GIVEN TASK: Return every line below as is, leaving out the pictures.

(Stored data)
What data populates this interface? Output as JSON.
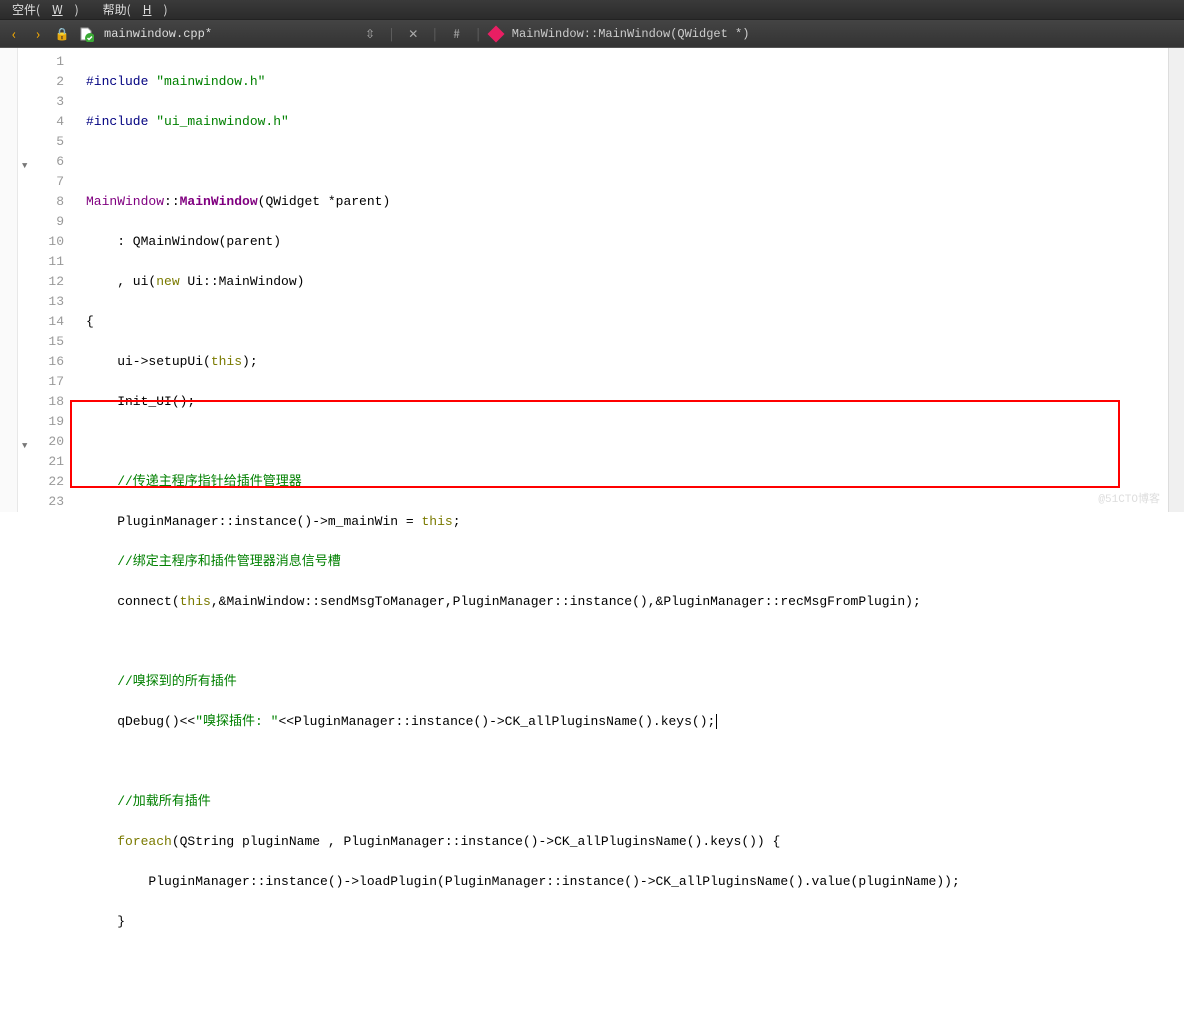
{
  "menubar": {
    "item1_pre": "空件(",
    "item1_hint": "W",
    "item1_post": ")",
    "item2_pre": "帮助(",
    "item2_hint": "H",
    "item2_post": ")"
  },
  "toolbar": {
    "filename": "mainwindow.cpp*",
    "updown": "⇳",
    "close": "✕",
    "hash": "#",
    "breadcrumb": "MainWindow::MainWindow(QWidget *)"
  },
  "gutter": [
    "1",
    "2",
    "3",
    "4",
    "5",
    "6",
    "7",
    "8",
    "9",
    "10",
    "11",
    "12",
    "13",
    "14",
    "15",
    "16",
    "17",
    "18",
    "19",
    "20",
    "21",
    "22",
    "23"
  ],
  "code": {
    "l1_a": "#include ",
    "l1_b": "\"mainwindow.h\"",
    "l2_a": "#include ",
    "l2_b": "\"ui_mainwindow.h\"",
    "l4_a": "MainWindow",
    "l4_b": "::",
    "l4_c": "MainWindow",
    "l4_d": "(QWidget *parent)",
    "l5": "    : QMainWindow(parent)",
    "l6_a": "    , ui(",
    "l6_b": "new",
    "l6_c": " Ui::MainWindow)",
    "l7": "{",
    "l8": "    ui->setupUi(",
    "l8_b": "this",
    "l8_c": ");",
    "l9": "    Init_UI();",
    "l11": "    //传递主程序指针给插件管理器",
    "l12_a": "    PluginManager::instance()->m_mainWin = ",
    "l12_b": "this",
    "l12_c": ";",
    "l13": "    //绑定主程序和插件管理器消息信号槽",
    "l14_a": "    connect(",
    "l14_b": "this",
    "l14_c": ",&MainWindow::sendMsgToManager,PluginManager::instance(),&PluginManager::recMsgFromPlugin);",
    "l16": "    //嗅探到的所有插件",
    "l17_a": "    qDebug()<<",
    "l17_b": "\"嗅探插件: \"",
    "l17_c": "<<PluginManager::instance()->CK_allPluginsName().keys();",
    "l19": "    //加载所有插件",
    "l20_a": "    ",
    "l20_b": "foreach",
    "l20_c": "(QString pluginName , PluginManager::instance()->CK_allPluginsName().keys()) {",
    "l21": "        PluginManager::instance()->loadPlugin(PluginManager::instance()->CK_allPluginsName().value(pluginName));",
    "l22": "    }"
  },
  "watermark": "@51CTO博客"
}
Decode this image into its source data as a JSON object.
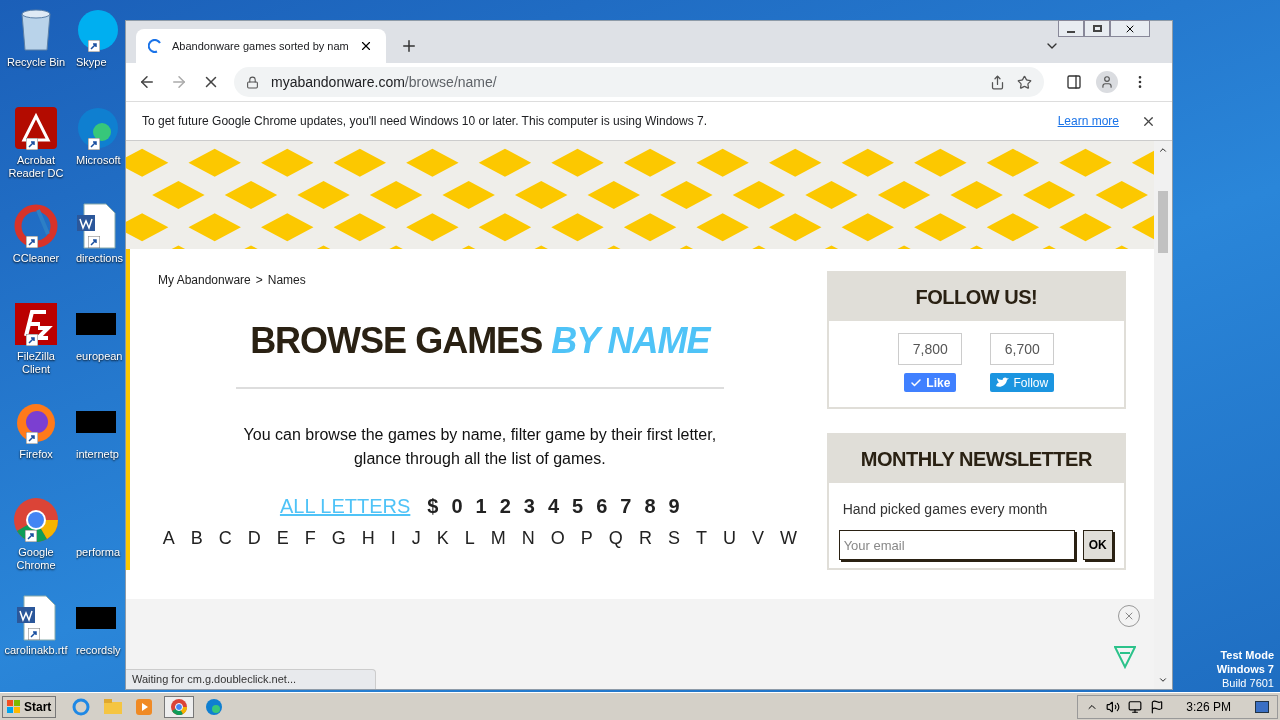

PROBLEM SOLUTION:
What data populates this interface? Output as JSON.
{
  "menubar": {
    "item1_pre": "空件(",
    "item1_hint": "W",
    "item1_post": ")",
    "item2_pre": "帮助(",
    "item2_hint": "H",
    "item2_post": ")"
  },
  "toolbar": {
    "filename": "mainwindow.cpp*",
    "updown": "⇳",
    "close": "✕",
    "hash": "#",
    "breadcrumb": "MainWindow::MainWindow(QWidget *)"
  },
  "gutter": [
    "1",
    "2",
    "3",
    "4",
    "5",
    "6",
    "7",
    "8",
    "9",
    "10",
    "11",
    "12",
    "13",
    "14",
    "15",
    "16",
    "17",
    "18",
    "19",
    "20",
    "21",
    "22",
    "23"
  ],
  "code": {
    "l1_a": "#include ",
    "l1_b": "\"mainwindow.h\"",
    "l2_a": "#include ",
    "l2_b": "\"ui_mainwindow.h\"",
    "l4_a": "MainWindow",
    "l4_b": "::",
    "l4_c": "MainWindow",
    "l4_d": "(QWidget *parent)",
    "l5": "    : QMainWindow(parent)",
    "l6_a": "    , ui(",
    "l6_b": "new",
    "l6_c": " Ui::MainWindow)",
    "l7": "{",
    "l8": "    ui->setupUi(",
    "l8_b": "this",
    "l8_c": ");",
    "l9": "    Init_UI();",
    "l11": "    //传递主程序指针给插件管理器",
    "l12_a": "    PluginManager::instance()->m_mainWin = ",
    "l12_b": "this",
    "l12_c": ";",
    "l13": "    //绑定主程序和插件管理器消息信号槽",
    "l14_a": "    connect(",
    "l14_b": "this",
    "l14_c": ",&MainWindow::sendMsgToManager,PluginManager::instance(),&PluginManager::recMsgFromPlugin);",
    "l16": "    //嗅探到的所有插件",
    "l17_a": "    qDebug()<<",
    "l17_b": "\"嗅探插件: \"",
    "l17_c": "<<PluginManager::instance()->CK_allPluginsName().keys();",
    "l19": "    //加载所有插件",
    "l20_a": "    ",
    "l20_b": "foreach",
    "l20_c": "(QString pluginName , PluginManager::instance()->CK_allPluginsName().keys()) {",
    "l21": "        PluginManager::instance()->loadPlugin(PluginManager::instance()->CK_allPluginsName().value(pluginName));",
    "l22": "    }"
  },
  "watermark": "@51CTO博客"
}
Decode this image into its source data as a JSON object.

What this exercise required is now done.